* **YOUR INSTRUCTIONS**:
Output every entry exactly as written.

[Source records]
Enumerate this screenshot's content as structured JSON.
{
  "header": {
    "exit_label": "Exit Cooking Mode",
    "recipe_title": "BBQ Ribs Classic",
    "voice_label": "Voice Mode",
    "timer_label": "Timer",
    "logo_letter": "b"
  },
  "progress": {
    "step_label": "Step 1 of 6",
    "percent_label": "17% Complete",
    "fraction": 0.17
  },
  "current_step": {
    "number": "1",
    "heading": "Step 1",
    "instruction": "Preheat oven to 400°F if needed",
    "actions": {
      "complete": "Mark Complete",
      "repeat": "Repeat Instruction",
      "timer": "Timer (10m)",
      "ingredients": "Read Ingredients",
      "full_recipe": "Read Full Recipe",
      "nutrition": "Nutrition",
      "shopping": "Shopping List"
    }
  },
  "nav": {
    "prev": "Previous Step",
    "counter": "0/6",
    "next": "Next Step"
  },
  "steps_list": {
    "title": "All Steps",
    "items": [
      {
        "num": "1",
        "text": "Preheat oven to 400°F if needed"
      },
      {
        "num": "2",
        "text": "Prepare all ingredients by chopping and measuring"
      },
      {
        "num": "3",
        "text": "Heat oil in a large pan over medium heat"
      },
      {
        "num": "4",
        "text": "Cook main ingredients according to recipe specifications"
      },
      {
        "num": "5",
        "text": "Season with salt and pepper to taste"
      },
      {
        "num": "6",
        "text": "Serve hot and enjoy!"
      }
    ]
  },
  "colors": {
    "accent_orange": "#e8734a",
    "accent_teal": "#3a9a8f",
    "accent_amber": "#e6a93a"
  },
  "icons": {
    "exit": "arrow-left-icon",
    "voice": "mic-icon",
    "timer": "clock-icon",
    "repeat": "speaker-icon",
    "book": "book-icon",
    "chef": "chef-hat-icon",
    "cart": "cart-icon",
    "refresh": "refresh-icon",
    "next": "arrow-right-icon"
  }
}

* **REPLY**:
Enumerate this screenshot's content as structured JSON.
{
  "header": {
    "exit_label": "Exit Cooking Mode",
    "recipe_title": "BBQ Ribs Classic",
    "voice_label": "Voice Mode",
    "timer_label": "Timer",
    "logo_letter": "b"
  },
  "progress": {
    "step_label": "Step 1 of 6",
    "percent_label": "17% Complete",
    "fraction": 0.17
  },
  "current_step": {
    "number": "1",
    "heading": "Step 1",
    "instruction": "Preheat oven to 400°F if needed",
    "actions": {
      "complete": "Mark Complete",
      "repeat": "Repeat Instruction",
      "timer": "Timer (10m)",
      "ingredients": "Read Ingredients",
      "full_recipe": "Read Full Recipe",
      "nutrition": "Nutrition",
      "shopping": "Shopping List"
    }
  },
  "nav": {
    "prev": "Previous Step",
    "counter": "0/6",
    "next": "Next Step"
  },
  "steps_list": {
    "title": "All Steps",
    "items": [
      {
        "num": "1",
        "text": "Preheat oven to 400°F if needed"
      },
      {
        "num": "2",
        "text": "Prepare all ingredients by chopping and measuring"
      },
      {
        "num": "3",
        "text": "Heat oil in a large pan over medium heat"
      },
      {
        "num": "4",
        "text": "Cook main ingredients according to recipe specifications"
      },
      {
        "num": "5",
        "text": "Season with salt and pepper to taste"
      },
      {
        "num": "6",
        "text": "Serve hot and enjoy!"
      }
    ]
  },
  "colors": {
    "accent_orange": "#e8734a",
    "accent_teal": "#3a9a8f",
    "accent_amber": "#e6a93a"
  },
  "icons": {
    "exit": "arrow-left-icon",
    "voice": "mic-icon",
    "timer": "clock-icon",
    "repeat": "speaker-icon",
    "book": "book-icon",
    "chef": "chef-hat-icon",
    "cart": "cart-icon",
    "refresh": "refresh-icon",
    "next": "arrow-right-icon"
  }
}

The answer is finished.